**Exercise objective:** Pull each line holding "this" out of the entries below.

.....

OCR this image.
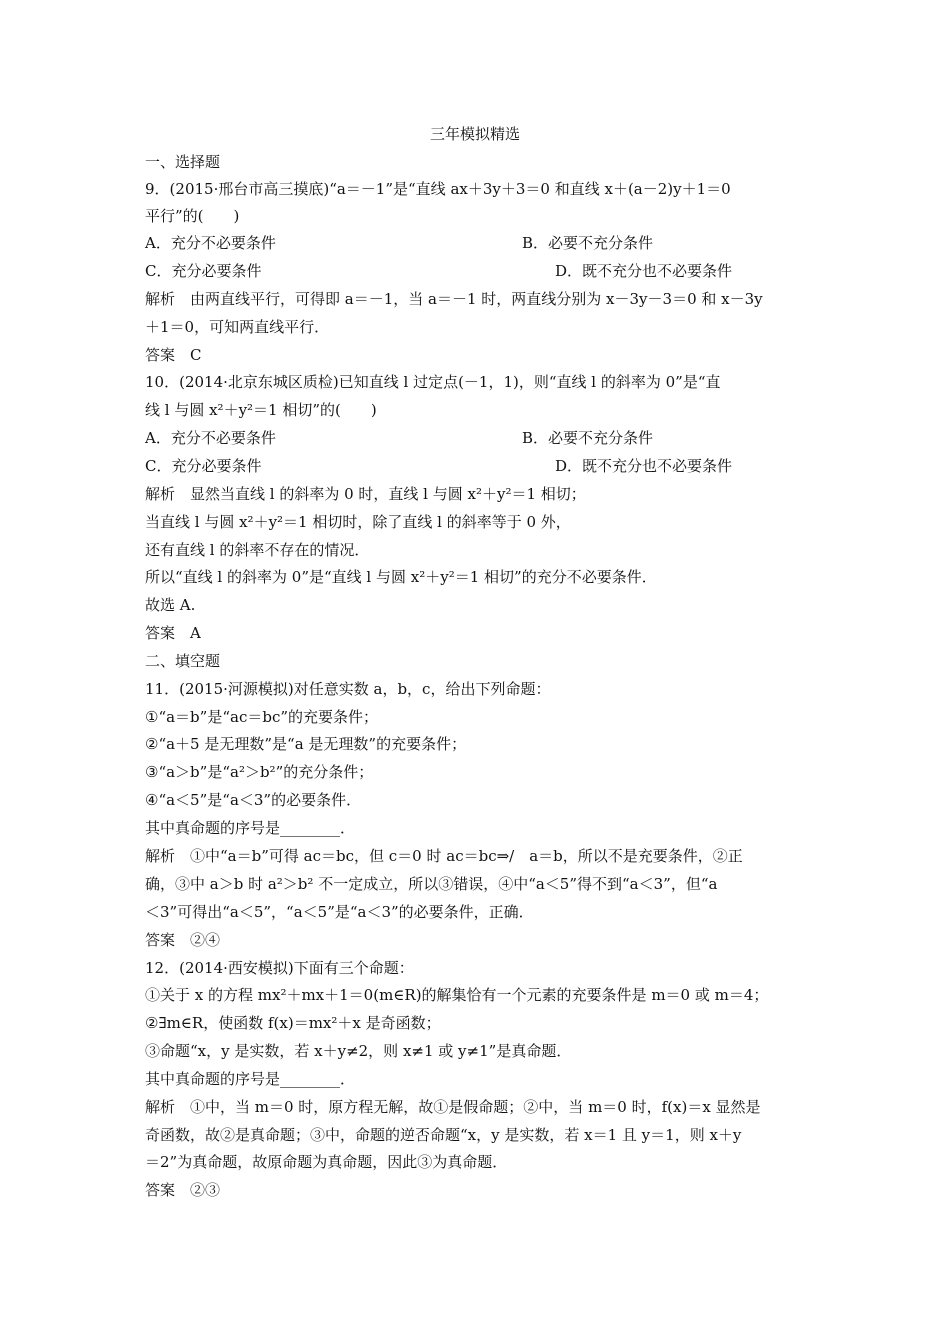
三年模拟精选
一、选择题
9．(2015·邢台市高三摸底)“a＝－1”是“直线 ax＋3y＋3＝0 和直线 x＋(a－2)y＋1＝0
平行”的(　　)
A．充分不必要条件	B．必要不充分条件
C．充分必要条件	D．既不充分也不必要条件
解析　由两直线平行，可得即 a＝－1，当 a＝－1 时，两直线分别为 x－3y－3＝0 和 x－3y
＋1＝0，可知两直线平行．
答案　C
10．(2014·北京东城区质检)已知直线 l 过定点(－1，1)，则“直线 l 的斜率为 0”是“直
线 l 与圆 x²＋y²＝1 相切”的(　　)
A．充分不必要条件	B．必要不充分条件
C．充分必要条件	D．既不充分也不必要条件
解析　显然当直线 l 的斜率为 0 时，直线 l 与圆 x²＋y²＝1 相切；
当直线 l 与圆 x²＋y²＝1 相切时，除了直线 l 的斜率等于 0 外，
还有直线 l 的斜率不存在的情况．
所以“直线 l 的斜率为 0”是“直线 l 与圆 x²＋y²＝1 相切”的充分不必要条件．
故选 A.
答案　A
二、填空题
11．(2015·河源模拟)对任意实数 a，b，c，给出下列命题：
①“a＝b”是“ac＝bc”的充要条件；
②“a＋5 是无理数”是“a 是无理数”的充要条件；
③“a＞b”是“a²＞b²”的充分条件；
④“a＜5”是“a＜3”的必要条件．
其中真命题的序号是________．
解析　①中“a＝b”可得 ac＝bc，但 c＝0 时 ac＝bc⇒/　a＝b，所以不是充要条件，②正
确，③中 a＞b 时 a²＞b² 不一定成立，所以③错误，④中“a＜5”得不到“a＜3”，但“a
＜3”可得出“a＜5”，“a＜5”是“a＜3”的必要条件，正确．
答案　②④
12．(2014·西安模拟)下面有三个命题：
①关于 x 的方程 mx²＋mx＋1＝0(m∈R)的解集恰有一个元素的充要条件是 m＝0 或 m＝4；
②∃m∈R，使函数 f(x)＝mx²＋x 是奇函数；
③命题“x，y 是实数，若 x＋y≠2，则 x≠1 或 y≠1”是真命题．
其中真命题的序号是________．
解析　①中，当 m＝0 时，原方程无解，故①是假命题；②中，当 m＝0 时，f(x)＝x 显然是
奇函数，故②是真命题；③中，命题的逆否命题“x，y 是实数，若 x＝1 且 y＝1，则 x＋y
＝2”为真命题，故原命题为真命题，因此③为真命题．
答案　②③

.....

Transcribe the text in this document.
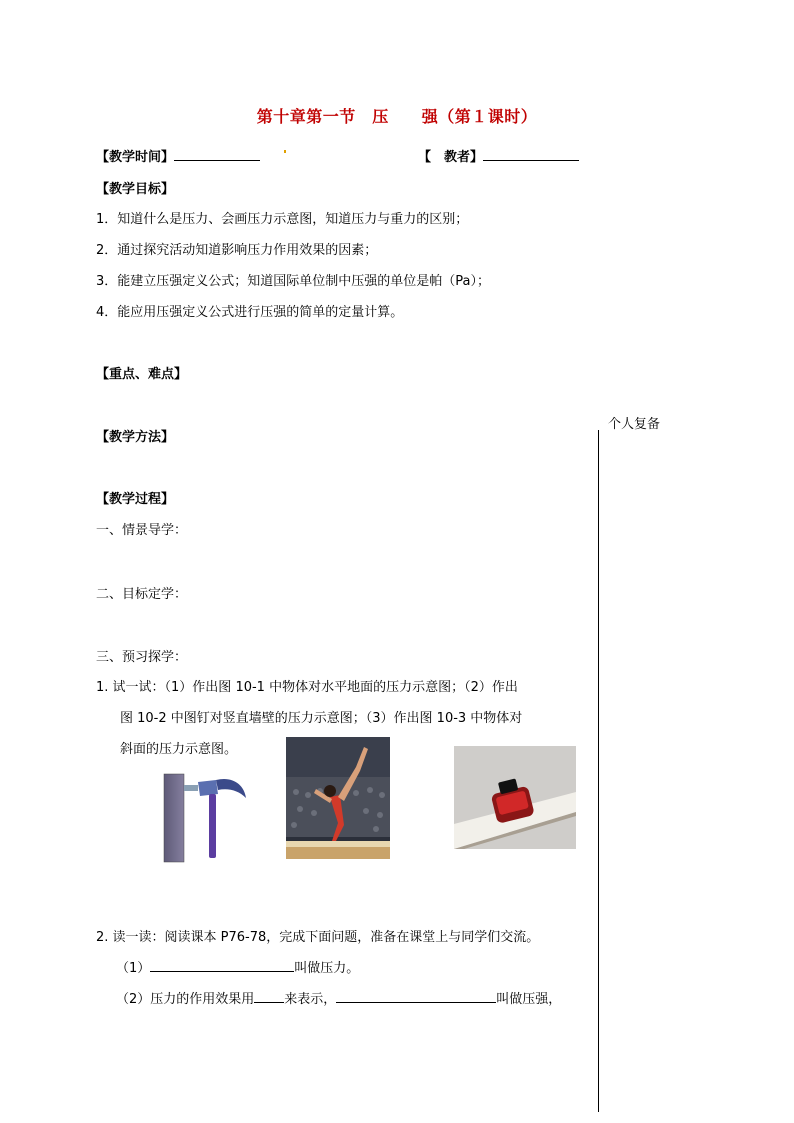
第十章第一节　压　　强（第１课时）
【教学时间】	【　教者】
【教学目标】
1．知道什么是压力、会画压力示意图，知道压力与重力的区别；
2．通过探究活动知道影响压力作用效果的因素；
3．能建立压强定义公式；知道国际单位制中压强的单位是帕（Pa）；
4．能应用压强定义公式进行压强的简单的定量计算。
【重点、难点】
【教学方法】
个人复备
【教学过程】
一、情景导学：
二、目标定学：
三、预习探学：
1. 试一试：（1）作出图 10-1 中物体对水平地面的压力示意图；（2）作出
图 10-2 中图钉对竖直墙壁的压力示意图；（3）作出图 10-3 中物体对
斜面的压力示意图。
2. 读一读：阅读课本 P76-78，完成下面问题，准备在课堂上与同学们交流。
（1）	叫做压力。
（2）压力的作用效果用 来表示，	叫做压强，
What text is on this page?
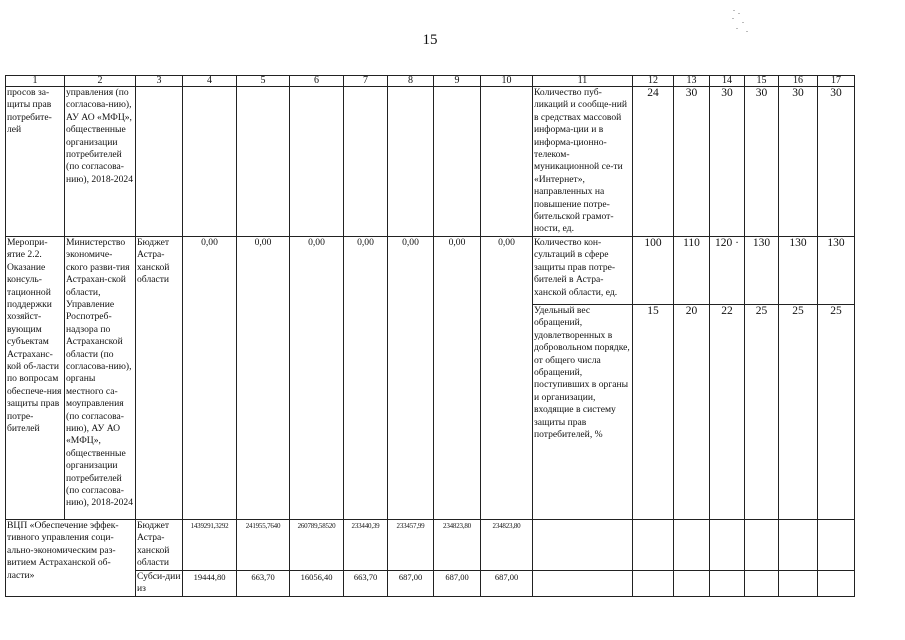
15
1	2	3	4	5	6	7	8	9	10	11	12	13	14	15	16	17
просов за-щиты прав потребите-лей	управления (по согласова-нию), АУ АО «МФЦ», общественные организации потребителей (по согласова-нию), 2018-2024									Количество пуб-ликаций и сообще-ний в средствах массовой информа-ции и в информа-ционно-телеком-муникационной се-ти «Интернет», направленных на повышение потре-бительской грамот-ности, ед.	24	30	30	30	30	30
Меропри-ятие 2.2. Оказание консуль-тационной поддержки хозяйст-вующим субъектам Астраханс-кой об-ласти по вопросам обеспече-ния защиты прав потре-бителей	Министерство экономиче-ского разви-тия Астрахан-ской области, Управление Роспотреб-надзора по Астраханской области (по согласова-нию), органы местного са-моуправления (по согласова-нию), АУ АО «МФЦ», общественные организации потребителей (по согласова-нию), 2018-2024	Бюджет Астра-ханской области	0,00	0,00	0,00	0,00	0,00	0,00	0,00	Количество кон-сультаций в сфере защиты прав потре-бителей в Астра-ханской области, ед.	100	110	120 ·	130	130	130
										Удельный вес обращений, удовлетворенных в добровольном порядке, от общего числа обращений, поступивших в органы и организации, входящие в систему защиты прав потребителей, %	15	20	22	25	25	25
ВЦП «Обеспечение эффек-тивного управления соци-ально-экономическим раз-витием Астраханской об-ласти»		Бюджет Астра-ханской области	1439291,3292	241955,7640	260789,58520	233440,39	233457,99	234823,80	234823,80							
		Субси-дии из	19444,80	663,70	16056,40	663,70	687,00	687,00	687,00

.....

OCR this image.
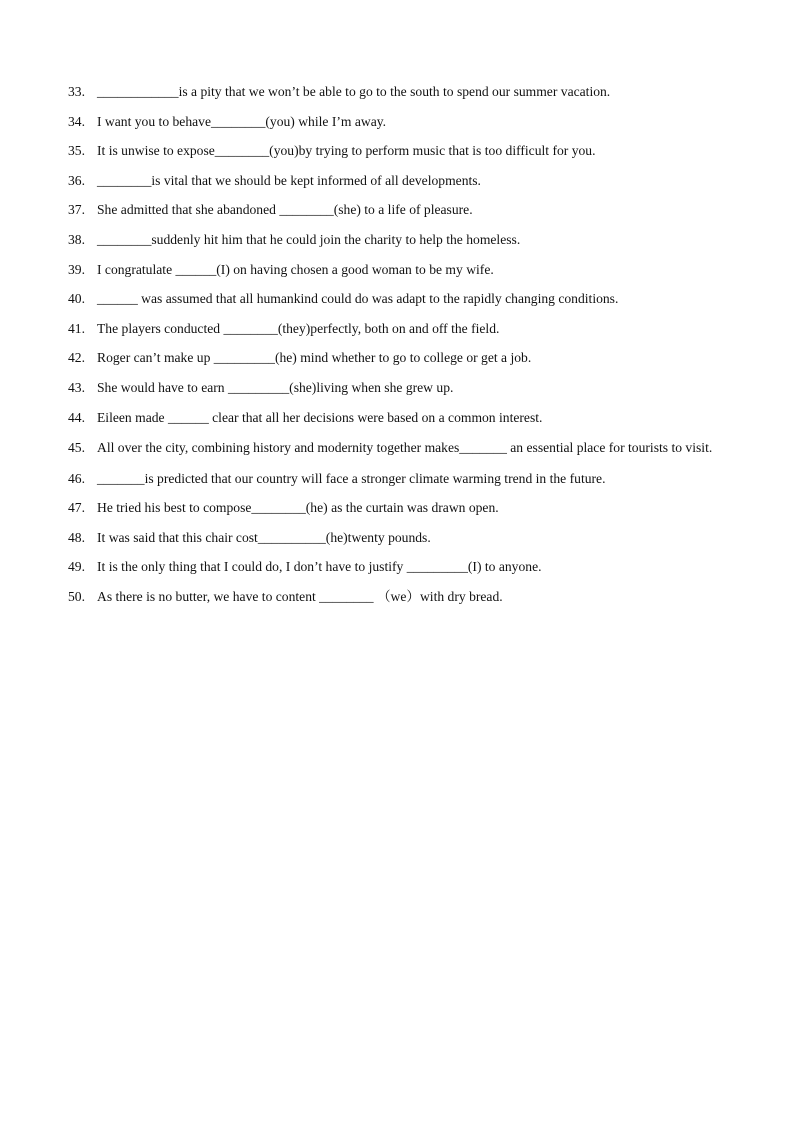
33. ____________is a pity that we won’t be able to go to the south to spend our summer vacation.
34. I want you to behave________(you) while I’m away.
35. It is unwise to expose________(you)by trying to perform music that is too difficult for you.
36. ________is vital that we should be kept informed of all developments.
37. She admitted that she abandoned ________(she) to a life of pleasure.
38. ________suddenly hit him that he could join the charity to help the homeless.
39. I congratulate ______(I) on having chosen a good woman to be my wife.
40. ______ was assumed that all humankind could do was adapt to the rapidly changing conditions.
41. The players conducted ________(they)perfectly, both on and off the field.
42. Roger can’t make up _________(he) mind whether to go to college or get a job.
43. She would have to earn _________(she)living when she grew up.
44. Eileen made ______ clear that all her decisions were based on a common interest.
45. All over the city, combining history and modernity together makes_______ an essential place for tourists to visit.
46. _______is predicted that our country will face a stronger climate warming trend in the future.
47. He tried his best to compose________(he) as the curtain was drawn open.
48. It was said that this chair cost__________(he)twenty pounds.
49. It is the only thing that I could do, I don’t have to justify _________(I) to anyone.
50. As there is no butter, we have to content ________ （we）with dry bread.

.....

**Full output:**
OCR this image.
Transcribe the text in this document.
What text is on this page?
OCR this image.
48. It was said that this chair cost__________(he)twenty pounds.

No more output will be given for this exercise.